Do this. Update the entries from the first line through the line containing "chevron-updown-icon: ▲ ▼ bbox=[432, 134, 443, 149]", replacing "chevron-updown-icon" with "stepper-arrows-icon" and changing nothing else. Rewrite only those lines.

══════════

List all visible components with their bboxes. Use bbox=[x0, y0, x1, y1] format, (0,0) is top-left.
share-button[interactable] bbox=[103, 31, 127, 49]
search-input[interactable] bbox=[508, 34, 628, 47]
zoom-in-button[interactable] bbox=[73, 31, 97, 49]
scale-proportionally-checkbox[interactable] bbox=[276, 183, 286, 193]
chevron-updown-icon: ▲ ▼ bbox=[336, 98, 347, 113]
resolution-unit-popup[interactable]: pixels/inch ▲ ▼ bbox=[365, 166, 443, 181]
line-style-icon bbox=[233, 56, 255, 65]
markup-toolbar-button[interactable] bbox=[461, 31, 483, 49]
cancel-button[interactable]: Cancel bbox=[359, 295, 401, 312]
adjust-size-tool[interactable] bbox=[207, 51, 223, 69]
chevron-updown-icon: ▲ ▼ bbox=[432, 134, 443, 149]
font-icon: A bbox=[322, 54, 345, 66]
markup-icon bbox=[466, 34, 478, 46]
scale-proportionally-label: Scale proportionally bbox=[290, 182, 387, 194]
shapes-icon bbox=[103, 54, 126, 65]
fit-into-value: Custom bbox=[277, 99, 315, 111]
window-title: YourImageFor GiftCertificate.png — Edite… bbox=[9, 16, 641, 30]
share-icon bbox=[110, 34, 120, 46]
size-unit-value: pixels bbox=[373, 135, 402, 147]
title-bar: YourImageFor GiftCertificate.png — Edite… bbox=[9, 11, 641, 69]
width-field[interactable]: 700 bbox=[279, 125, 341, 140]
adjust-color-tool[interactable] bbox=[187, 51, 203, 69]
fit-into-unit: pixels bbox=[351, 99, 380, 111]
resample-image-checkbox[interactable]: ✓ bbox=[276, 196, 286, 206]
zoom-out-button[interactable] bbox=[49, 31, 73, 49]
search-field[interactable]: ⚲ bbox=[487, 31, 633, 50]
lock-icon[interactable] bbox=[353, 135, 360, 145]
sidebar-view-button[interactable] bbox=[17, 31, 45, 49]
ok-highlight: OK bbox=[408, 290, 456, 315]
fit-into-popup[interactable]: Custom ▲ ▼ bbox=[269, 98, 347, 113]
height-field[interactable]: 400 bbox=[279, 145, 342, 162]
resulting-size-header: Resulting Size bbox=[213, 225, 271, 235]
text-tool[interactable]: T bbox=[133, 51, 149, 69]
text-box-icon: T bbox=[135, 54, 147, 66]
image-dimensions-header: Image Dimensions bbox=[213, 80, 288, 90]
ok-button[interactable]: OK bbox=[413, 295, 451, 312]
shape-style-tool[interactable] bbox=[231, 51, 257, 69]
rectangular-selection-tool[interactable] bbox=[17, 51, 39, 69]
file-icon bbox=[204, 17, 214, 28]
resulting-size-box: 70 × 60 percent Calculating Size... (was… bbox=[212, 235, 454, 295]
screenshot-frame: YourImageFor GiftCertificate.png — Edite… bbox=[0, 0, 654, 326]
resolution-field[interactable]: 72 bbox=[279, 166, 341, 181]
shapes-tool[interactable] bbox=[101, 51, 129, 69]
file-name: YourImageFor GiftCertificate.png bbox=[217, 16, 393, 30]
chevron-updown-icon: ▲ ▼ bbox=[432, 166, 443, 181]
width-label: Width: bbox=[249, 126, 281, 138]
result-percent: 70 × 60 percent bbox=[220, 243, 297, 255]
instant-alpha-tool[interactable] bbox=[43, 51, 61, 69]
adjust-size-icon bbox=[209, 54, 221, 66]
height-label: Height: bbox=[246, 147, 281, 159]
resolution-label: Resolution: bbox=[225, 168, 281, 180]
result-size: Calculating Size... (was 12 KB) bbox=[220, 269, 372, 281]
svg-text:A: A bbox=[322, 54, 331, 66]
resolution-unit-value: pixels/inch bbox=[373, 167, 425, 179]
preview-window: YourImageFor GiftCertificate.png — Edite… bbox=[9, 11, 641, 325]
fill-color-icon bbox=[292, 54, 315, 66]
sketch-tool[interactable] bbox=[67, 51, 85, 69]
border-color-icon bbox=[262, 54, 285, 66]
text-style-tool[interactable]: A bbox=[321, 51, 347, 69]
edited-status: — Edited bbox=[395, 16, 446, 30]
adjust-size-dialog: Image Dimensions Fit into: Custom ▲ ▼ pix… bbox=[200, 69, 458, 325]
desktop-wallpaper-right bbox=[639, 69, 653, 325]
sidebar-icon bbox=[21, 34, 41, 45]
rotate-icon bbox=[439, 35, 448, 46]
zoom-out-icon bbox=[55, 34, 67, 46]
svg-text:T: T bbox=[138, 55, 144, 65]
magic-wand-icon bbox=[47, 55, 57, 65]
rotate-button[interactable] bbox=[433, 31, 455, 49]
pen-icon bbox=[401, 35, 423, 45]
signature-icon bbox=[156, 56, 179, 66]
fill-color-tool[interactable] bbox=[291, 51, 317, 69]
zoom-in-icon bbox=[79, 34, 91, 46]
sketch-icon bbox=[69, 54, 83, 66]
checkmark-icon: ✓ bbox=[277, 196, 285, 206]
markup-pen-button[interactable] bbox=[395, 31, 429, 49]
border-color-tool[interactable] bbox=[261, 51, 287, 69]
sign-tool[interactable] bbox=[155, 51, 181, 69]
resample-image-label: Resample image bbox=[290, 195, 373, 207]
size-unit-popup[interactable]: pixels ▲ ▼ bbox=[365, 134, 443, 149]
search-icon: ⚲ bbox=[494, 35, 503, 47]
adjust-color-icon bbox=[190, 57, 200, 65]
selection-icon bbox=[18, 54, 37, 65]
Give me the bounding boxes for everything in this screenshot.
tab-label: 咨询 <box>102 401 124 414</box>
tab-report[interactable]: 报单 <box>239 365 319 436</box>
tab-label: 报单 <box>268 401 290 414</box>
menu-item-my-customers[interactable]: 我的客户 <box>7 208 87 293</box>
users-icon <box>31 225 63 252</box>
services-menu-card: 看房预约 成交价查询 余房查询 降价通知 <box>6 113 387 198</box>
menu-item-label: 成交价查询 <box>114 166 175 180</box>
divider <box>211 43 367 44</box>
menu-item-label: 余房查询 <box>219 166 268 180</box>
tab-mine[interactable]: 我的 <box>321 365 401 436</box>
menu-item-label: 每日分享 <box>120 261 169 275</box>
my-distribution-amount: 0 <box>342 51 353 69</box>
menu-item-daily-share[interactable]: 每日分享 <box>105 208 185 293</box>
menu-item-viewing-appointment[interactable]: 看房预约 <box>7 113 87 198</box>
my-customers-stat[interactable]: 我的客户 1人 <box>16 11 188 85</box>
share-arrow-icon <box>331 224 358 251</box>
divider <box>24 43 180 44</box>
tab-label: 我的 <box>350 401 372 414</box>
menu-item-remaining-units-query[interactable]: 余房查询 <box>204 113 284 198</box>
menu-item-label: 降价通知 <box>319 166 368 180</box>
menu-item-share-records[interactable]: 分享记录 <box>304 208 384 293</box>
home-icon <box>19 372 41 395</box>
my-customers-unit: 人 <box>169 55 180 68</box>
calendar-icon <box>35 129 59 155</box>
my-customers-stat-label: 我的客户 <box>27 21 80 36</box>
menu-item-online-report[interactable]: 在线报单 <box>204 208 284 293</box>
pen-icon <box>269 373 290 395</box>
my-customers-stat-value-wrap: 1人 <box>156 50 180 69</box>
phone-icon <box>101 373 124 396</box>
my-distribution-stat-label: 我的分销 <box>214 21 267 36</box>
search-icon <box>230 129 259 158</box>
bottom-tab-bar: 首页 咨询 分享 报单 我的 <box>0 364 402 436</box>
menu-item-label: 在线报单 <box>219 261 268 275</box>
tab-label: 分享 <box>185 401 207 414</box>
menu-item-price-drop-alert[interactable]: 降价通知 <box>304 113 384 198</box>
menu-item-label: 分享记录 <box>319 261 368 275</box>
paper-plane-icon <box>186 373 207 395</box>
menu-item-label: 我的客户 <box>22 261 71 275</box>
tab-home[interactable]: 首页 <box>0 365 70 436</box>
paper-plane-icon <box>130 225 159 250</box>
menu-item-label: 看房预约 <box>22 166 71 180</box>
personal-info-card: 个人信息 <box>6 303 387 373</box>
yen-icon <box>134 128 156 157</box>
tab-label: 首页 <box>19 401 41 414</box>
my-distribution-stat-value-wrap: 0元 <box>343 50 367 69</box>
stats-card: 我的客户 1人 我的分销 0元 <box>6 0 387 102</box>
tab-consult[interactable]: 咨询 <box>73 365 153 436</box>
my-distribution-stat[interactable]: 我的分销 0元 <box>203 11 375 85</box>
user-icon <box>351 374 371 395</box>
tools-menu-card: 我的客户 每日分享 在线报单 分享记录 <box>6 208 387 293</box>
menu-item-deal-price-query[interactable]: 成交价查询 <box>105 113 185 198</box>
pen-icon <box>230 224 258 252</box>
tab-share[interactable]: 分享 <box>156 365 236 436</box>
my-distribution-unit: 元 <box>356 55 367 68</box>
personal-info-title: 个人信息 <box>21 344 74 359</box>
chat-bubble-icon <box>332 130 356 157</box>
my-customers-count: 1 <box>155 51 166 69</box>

══════════

Answer to the task.
List all visible components with their bboxes. Use bbox=[x0, y0, x1, y1] format, (0,0) is top-left.
share-button[interactable] bbox=[103, 31, 127, 49]
search-input[interactable] bbox=[508, 34, 628, 47]
zoom-in-button[interactable] bbox=[73, 31, 97, 49]
scale-proportionally-checkbox[interactable] bbox=[276, 183, 286, 193]
stepper-arrows-icon: ▲ ▼ bbox=[336, 98, 347, 113]
resolution-unit-popup[interactable]: pixels/inch ▲ ▼ bbox=[365, 166, 443, 181]
line-style-icon bbox=[233, 56, 255, 65]
markup-toolbar-button[interactable] bbox=[461, 31, 483, 49]
cancel-button[interactable]: Cancel bbox=[359, 295, 401, 312]
adjust-size-tool[interactable] bbox=[207, 51, 223, 69]
stepper-arrows-icon: ▲ ▼ bbox=[432, 134, 443, 149]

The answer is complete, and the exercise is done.